# RAW DATA
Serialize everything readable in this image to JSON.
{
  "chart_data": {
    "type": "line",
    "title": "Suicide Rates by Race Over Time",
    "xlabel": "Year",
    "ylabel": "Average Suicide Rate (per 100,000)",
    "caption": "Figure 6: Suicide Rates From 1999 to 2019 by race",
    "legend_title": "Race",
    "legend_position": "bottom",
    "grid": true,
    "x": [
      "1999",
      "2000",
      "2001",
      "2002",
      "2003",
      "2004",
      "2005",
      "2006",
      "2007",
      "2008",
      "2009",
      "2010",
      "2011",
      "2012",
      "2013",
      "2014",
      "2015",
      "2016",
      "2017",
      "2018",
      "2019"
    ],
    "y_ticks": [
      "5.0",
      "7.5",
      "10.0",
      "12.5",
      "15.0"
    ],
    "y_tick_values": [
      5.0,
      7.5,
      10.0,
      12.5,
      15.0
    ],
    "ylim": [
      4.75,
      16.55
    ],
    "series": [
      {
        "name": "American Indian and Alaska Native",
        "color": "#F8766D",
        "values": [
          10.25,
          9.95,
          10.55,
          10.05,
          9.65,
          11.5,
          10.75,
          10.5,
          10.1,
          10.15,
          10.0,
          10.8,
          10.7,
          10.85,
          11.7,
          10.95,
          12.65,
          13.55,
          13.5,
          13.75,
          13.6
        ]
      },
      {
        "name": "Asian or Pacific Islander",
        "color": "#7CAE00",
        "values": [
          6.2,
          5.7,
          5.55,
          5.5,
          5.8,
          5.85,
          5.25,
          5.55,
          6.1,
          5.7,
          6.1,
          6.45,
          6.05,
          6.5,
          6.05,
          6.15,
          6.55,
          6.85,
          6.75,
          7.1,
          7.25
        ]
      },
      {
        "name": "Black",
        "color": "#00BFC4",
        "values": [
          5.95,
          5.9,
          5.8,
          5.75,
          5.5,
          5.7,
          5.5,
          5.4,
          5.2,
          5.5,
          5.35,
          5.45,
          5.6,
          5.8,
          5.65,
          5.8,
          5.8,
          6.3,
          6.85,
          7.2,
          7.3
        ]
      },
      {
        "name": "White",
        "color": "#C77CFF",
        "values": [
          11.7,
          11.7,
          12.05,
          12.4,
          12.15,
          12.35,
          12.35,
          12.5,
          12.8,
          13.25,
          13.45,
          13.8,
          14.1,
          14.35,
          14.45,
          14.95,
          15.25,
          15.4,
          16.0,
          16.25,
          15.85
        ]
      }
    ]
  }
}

# TASK DESCRIPTION
Above are the records; retype them all without a single difference.

# CORRECT OUTPUT
Serialize everything readable in this image to JSON.
{
  "chart_data": {
    "type": "line",
    "title": "Suicide Rates by Race Over Time",
    "xlabel": "Year",
    "ylabel": "Average Suicide Rate (per 100,000)",
    "caption": "Figure 6: Suicide Rates From 1999 to 2019 by race",
    "legend_title": "Race",
    "legend_position": "bottom",
    "grid": true,
    "x": [
      "1999",
      "2000",
      "2001",
      "2002",
      "2003",
      "2004",
      "2005",
      "2006",
      "2007",
      "2008",
      "2009",
      "2010",
      "2011",
      "2012",
      "2013",
      "2014",
      "2015",
      "2016",
      "2017",
      "2018",
      "2019"
    ],
    "y_ticks": [
      "5.0",
      "7.5",
      "10.0",
      "12.5",
      "15.0"
    ],
    "y_tick_values": [
      5.0,
      7.5,
      10.0,
      12.5,
      15.0
    ],
    "ylim": [
      4.75,
      16.55
    ],
    "series": [
      {
        "name": "American Indian and Alaska Native",
        "color": "#F8766D",
        "values": [
          10.25,
          9.95,
          10.55,
          10.05,
          9.65,
          11.5,
          10.75,
          10.5,
          10.1,
          10.15,
          10.0,
          10.8,
          10.7,
          10.85,
          11.7,
          10.95,
          12.65,
          13.55,
          13.5,
          13.75,
          13.6
        ]
      },
      {
        "name": "Asian or Pacific Islander",
        "color": "#7CAE00",
        "values": [
          6.2,
          5.7,
          5.55,
          5.5,
          5.8,
          5.85,
          5.25,
          5.55,
          6.1,
          5.7,
          6.1,
          6.45,
          6.05,
          6.5,
          6.05,
          6.15,
          6.55,
          6.85,
          6.75,
          7.1,
          7.25
        ]
      },
      {
        "name": "Black",
        "color": "#00BFC4",
        "values": [
          5.95,
          5.9,
          5.8,
          5.75,
          5.5,
          5.7,
          5.5,
          5.4,
          5.2,
          5.5,
          5.35,
          5.45,
          5.6,
          5.8,
          5.65,
          5.8,
          5.8,
          6.3,
          6.85,
          7.2,
          7.3
        ]
      },
      {
        "name": "White",
        "color": "#C77CFF",
        "values": [
          11.7,
          11.7,
          12.05,
          12.4,
          12.15,
          12.35,
          12.35,
          12.5,
          12.8,
          13.25,
          13.45,
          13.8,
          14.1,
          14.35,
          14.45,
          14.95,
          15.25,
          15.4,
          16.0,
          16.25,
          15.85
        ]
      }
    ]
  }
}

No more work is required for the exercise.